═════ Supplied data ═════
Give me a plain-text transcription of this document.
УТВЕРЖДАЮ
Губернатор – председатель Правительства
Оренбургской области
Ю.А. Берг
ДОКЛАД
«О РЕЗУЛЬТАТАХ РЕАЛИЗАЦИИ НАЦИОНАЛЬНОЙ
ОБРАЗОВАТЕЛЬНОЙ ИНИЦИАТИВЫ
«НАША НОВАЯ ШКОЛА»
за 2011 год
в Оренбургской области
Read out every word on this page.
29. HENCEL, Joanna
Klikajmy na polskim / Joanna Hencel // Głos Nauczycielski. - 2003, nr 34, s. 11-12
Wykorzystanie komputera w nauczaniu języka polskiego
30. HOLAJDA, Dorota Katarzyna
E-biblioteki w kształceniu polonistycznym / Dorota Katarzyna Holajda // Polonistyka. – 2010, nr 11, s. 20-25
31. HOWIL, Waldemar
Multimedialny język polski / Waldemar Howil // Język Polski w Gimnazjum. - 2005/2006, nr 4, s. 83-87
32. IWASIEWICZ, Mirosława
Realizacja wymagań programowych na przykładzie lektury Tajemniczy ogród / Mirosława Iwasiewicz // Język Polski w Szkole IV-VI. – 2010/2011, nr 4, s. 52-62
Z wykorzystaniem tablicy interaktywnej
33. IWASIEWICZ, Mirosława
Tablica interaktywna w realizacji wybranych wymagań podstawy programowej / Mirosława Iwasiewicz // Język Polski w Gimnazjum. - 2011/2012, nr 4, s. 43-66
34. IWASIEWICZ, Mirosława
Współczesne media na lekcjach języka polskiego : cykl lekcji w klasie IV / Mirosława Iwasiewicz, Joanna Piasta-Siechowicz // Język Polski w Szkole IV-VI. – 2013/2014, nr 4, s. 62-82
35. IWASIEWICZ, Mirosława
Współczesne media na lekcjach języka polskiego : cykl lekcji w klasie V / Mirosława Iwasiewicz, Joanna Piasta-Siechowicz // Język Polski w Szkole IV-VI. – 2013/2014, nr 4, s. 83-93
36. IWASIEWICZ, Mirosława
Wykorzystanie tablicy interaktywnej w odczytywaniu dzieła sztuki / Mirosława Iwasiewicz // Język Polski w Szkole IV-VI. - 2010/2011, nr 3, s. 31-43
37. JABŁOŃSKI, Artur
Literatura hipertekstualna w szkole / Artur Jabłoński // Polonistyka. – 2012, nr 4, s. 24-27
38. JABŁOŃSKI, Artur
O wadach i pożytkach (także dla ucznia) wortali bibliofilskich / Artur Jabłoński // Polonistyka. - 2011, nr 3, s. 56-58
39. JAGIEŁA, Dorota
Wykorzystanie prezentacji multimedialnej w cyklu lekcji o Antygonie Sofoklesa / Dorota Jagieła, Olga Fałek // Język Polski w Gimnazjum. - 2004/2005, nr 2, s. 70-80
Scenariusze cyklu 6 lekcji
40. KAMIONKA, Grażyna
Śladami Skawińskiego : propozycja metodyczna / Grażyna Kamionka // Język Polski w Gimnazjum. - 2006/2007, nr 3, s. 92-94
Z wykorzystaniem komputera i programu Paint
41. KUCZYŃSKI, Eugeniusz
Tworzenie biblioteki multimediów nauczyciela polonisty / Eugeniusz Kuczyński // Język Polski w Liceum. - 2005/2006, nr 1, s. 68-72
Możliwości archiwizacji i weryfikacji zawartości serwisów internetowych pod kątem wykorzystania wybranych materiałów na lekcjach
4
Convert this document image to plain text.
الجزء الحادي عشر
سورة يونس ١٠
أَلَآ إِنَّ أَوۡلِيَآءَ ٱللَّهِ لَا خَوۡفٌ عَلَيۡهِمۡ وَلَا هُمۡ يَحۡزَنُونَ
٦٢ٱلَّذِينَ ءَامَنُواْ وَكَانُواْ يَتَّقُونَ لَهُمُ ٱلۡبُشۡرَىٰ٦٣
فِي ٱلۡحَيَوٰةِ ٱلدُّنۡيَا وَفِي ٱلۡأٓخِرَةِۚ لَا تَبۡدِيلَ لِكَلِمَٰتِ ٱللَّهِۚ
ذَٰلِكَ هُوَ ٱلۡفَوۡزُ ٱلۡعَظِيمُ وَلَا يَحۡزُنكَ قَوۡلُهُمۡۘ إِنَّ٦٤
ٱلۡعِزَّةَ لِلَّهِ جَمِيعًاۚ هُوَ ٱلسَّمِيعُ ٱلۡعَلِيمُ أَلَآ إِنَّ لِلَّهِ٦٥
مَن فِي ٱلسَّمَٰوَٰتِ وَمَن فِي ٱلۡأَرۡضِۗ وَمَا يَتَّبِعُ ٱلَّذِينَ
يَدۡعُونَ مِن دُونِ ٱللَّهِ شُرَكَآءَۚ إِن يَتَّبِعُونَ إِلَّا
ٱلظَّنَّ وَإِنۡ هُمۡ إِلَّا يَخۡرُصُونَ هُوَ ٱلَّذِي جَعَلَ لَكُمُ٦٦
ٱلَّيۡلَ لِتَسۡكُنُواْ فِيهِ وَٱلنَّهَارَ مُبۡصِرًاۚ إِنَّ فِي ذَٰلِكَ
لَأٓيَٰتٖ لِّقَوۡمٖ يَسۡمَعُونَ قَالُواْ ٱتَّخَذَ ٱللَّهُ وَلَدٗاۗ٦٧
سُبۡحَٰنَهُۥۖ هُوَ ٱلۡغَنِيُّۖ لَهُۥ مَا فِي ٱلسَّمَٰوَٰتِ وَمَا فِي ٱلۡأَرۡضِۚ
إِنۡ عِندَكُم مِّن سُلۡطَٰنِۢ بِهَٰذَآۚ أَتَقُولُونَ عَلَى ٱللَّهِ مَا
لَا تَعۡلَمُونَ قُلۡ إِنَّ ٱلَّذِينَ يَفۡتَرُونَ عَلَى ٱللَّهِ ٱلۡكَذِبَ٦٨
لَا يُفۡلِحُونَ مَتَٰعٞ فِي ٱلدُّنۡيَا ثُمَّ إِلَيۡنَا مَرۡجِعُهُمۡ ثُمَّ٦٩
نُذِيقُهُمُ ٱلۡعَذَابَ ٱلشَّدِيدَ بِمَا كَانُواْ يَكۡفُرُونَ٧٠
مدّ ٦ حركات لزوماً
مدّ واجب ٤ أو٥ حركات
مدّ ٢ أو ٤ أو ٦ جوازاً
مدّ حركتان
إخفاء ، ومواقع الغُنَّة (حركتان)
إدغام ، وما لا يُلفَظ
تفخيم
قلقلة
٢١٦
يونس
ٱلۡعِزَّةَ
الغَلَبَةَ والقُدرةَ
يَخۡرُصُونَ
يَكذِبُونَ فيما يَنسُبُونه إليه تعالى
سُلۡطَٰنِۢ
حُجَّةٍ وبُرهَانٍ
═════
- **Goal**
Extract every record. Keep wording exact.

- **Task output**
Give me a plain-text transcription of this document.
УТВЕРЖДАЮ
Губернатор – председатель Правительства
Оренбургской области
Ю.А. Берг
ДОКЛАД
«О РЕЗУЛЬТАТАХ РЕАЛИЗАЦИИ НАЦИОНАЛЬНОЙ
ОБРАЗОВАТЕЛЬНОЙ ИНИЦИАТИВЫ
«НАША НОВАЯ ШКОЛА»
за 2011 год
в Оренбургской области
Read out every word on this page.
29. HENCEL, Joanna
Klikajmy na polskim / Joanna Hencel // Głos Nauczycielski. - 2003, nr 34, s. 11-12
Wykorzystanie komputera w nauczaniu języka polskiego
30. HOLAJDA, Dorota Katarzyna
E-biblioteki w kształceniu polonistycznym / Dorota Katarzyna Holajda // Polonistyka. – 2010, nr 11, s. 20-25
31. HOWIL, Waldemar
Multimedialny język polski / Waldemar Howil // Język Polski w Gimnazjum. - 2005/2006, nr 4, s. 83-87
32. IWASIEWICZ, Mirosława
Realizacja wymagań programowych na przykładzie lektury Tajemniczy ogród / Mirosława Iwasiewicz // Język Polski w Szkole IV-VI. – 2010/2011, nr 4, s. 52-62
Z wykorzystaniem tablicy interaktywnej
33. IWASIEWICZ, Mirosława
Tablica interaktywna w realizacji wybranych wymagań podstawy programowej / Mirosława Iwasiewicz // Język Polski w Gimnazjum. - 2011/2012, nr 4, s. 43-66
34. IWASIEWICZ, Mirosława
Współczesne media na lekcjach języka polskiego : cykl lekcji w klasie IV / Mirosława Iwasiewicz, Joanna Piasta-Siechowicz // Język Polski w Szkole IV-VI. – 2013/2014, nr 4, s. 62-82
35. IWASIEWICZ, Mirosława
Współczesne media na lekcjach języka polskiego : cykl lekcji w klasie V / Mirosława Iwasiewicz, Joanna Piasta-Siechowicz // Język Polski w Szkole IV-VI. – 2013/2014, nr 4, s. 83-93
36. IWASIEWICZ, Mirosława
Wykorzystanie tablicy interaktywnej w odczytywaniu dzieła sztuki / Mirosława Iwasiewicz // Język Polski w Szkole IV-VI. - 2010/2011, nr 3, s. 31-43
37. JABŁOŃSKI, Artur
Literatura hipertekstualna w szkole / Artur Jabłoński // Polonistyka. – 2012, nr 4, s. 24-27
38. JABŁOŃSKI, Artur
O wadach i pożytkach (także dla ucznia) wortali bibliofilskich / Artur Jabłoński // Polonistyka. - 2011, nr 3, s. 56-58
39. JAGIEŁA, Dorota
Wykorzystanie prezentacji multimedialnej w cyklu lekcji o Antygonie Sofoklesa / Dorota Jagieła, Olga Fałek // Język Polski w Gimnazjum. - 2004/2005, nr 2, s. 70-80
Scenariusze cyklu 6 lekcji
40. KAMIONKA, Grażyna
Śladami Skawińskiego : propozycja metodyczna / Grażyna Kamionka // Język Polski w Gimnazjum. - 2006/2007, nr 3, s. 92-94
Z wykorzystaniem komputera i programu Paint
41. KUCZYŃSKI, Eugeniusz
Tworzenie biblioteki multimediów nauczyciela polonisty / Eugeniusz Kuczyński // Język Polski w Liceum. - 2005/2006, nr 1, s. 68-72
Możliwości archiwizacji i weryfikacji zawartości serwisów internetowych pod kątem wykorzystania wybranych materiałów na lekcjach
4
Convert this document image to plain text.
الجزء الحادي عشر
سورة يونس ١٠
أَلَآ إِنَّ أَوۡلِيَآءَ ٱللَّهِ لَا خَوۡفٌ عَلَيۡهِمۡ وَلَا هُمۡ يَحۡزَنُونَ
٦٢ٱلَّذِينَ ءَامَنُواْ وَكَانُواْ يَتَّقُونَ لَهُمُ ٱلۡبُشۡرَىٰ٦٣
فِي ٱلۡحَيَوٰةِ ٱلدُّنۡيَا وَفِي ٱلۡأٓخِرَةِۚ لَا تَبۡدِيلَ لِكَلِمَٰتِ ٱللَّهِۚ
ذَٰلِكَ هُوَ ٱلۡفَوۡزُ ٱلۡعَظِيمُ وَلَا يَحۡزُنكَ قَوۡلُهُمۡۘ إِنَّ٦٤
ٱلۡعِزَّةَ لِلَّهِ جَمِيعًاۚ هُوَ ٱلسَّمِيعُ ٱلۡعَلِيمُ أَلَآ إِنَّ لِلَّهِ٦٥
مَن فِي ٱلسَّمَٰوَٰتِ وَمَن فِي ٱلۡأَرۡضِۗ وَمَا يَتَّبِعُ ٱلَّذِينَ
يَدۡعُونَ مِن دُونِ ٱللَّهِ شُرَكَآءَۚ إِن يَتَّبِعُونَ إِلَّا
ٱلظَّنَّ وَإِنۡ هُمۡ إِلَّا يَخۡرُصُونَ هُوَ ٱلَّذِي جَعَلَ لَكُمُ٦٦
ٱلَّيۡلَ لِتَسۡكُنُواْ فِيهِ وَٱلنَّهَارَ مُبۡصِرًاۚ إِنَّ فِي ذَٰلِكَ
لَأٓيَٰتٖ لِّقَوۡمٖ يَسۡمَعُونَ قَالُواْ ٱتَّخَذَ ٱللَّهُ وَلَدٗاۗ٦٧
سُبۡحَٰنَهُۥۖ هُوَ ٱلۡغَنِيُّۖ لَهُۥ مَا فِي ٱلسَّمَٰوَٰتِ وَمَا فِي ٱلۡأَرۡضِۚ
إِنۡ عِندَكُم مِّن سُلۡطَٰنِۢ بِهَٰذَآۚ أَتَقُولُونَ عَلَى ٱللَّهِ مَا
لَا تَعۡلَمُونَ قُلۡ إِنَّ ٱلَّذِينَ يَفۡتَرُونَ عَلَى ٱللَّهِ ٱلۡكَذِبَ٦٨
لَا يُفۡلِحُونَ مَتَٰعٞ فِي ٱلدُّنۡيَا ثُمَّ إِلَيۡنَا مَرۡجِعُهُمۡ ثُمَّ٦٩
نُذِيقُهُمُ ٱلۡعَذَابَ ٱلشَّدِيدَ بِمَا كَانُواْ يَكۡفُرُونَ٧٠
مدّ ٦ حركات لزوماً
مدّ واجب ٤ أو٥ حركات
مدّ ٢ أو ٤ أو ٦ جوازاً
مدّ حركتان
إخفاء ، ومواقع الغُنَّة (حركتان)
إدغام ، وما لا يُلفَظ
تفخيم
قلقلة
٢١٦
يونس
ٱلۡعِزَّةَ
الغَلَبَةَ والقُدرةَ
يَخۡرُصُونَ
يَكذِبُونَ فيما يَنسُبُونه إليه تعالى
سُلۡطَٰنِۢ
حُجَّةٍ وبُرهَانٍ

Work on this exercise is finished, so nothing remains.